━━━━━ Material to process ━━━━━

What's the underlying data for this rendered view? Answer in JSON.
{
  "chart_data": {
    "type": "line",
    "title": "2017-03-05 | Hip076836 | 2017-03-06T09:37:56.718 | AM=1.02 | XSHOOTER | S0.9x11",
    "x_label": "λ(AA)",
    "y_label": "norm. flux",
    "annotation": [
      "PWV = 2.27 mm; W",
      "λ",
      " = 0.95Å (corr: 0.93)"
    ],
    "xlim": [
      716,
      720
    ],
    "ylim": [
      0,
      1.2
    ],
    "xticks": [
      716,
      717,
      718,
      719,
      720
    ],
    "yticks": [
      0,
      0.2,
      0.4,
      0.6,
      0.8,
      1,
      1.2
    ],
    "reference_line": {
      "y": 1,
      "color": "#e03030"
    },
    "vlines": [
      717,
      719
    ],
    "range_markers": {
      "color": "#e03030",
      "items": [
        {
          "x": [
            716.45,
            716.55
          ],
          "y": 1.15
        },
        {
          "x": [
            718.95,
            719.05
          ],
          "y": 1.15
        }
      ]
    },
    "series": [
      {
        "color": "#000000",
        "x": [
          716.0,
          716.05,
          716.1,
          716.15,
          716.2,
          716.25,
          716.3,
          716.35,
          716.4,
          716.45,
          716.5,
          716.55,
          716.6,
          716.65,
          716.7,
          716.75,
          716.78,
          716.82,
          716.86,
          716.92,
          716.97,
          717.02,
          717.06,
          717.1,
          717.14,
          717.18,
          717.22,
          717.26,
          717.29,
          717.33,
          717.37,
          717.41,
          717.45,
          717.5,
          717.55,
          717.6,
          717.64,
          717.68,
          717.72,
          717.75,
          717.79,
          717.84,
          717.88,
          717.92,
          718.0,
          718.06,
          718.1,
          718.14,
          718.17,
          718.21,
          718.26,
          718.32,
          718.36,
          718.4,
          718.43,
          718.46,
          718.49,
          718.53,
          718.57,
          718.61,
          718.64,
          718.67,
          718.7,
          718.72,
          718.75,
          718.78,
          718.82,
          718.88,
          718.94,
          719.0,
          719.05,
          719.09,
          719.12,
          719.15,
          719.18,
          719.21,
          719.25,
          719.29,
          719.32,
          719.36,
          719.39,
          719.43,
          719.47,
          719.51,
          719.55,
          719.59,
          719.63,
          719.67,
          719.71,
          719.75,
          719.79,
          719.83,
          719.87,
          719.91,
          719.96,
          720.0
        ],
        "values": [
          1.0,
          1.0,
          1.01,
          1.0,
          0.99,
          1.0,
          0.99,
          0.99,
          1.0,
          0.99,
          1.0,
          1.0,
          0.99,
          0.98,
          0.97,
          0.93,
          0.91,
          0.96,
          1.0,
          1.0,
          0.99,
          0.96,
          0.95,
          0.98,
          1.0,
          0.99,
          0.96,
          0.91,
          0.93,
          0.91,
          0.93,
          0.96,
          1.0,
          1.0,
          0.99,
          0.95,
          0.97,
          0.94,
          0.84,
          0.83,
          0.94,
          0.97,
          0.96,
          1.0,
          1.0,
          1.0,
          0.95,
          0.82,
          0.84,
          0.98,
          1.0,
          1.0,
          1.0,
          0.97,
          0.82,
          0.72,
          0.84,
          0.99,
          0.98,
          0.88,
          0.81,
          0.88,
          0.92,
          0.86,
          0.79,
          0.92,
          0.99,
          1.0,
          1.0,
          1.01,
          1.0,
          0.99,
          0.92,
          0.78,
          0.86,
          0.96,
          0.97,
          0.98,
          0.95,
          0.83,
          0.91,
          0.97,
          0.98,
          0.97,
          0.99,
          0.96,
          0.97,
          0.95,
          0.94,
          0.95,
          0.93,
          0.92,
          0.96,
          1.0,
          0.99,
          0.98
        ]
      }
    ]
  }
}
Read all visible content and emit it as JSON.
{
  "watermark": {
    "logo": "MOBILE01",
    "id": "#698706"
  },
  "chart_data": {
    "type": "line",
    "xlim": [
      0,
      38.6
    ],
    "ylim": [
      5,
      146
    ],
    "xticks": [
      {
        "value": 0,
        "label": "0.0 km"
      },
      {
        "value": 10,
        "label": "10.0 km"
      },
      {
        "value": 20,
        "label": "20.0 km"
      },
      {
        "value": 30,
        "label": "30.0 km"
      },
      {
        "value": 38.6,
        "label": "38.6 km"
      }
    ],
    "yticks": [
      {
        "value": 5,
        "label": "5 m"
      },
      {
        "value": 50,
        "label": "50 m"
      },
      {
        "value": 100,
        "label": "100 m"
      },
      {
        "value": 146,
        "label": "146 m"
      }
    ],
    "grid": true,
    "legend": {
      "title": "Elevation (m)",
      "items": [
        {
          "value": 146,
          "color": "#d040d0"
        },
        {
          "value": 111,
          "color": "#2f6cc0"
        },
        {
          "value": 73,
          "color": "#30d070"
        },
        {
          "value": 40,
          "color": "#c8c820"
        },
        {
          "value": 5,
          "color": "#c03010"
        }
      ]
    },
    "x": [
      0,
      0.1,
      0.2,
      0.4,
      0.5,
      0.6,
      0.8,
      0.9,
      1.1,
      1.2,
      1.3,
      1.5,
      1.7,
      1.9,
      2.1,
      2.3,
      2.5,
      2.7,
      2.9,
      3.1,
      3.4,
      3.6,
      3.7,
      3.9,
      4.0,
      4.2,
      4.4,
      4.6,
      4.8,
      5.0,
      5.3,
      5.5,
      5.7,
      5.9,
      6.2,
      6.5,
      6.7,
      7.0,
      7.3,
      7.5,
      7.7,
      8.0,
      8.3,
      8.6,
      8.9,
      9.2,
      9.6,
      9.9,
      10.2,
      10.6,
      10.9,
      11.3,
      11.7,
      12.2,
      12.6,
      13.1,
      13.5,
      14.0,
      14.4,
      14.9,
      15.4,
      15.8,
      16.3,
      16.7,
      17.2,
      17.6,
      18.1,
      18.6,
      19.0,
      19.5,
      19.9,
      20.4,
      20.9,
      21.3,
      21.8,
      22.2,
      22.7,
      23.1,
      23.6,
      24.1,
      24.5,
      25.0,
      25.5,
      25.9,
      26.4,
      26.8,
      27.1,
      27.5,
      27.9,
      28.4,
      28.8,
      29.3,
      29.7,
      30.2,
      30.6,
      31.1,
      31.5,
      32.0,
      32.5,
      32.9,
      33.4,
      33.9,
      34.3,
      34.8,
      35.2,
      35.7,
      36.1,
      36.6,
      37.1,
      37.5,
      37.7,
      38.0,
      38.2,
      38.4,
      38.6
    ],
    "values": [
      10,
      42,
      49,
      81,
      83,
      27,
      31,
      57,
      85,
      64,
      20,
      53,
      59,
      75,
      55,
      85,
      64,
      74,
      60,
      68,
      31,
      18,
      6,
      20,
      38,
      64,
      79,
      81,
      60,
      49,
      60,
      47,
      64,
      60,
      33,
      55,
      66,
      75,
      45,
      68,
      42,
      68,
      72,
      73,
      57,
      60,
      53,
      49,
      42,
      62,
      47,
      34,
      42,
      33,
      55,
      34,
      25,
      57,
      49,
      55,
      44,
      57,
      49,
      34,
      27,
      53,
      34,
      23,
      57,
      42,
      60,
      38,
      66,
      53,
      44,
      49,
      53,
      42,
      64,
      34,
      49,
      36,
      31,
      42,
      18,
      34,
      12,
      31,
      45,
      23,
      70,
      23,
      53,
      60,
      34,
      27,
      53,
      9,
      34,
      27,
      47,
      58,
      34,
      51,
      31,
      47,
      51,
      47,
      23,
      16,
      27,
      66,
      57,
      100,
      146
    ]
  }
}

━━━━━

» **To be done**
Look back over the material above and state how many lines hold the word "color". Write the number and nothing else.

» **Output for this exercise**
8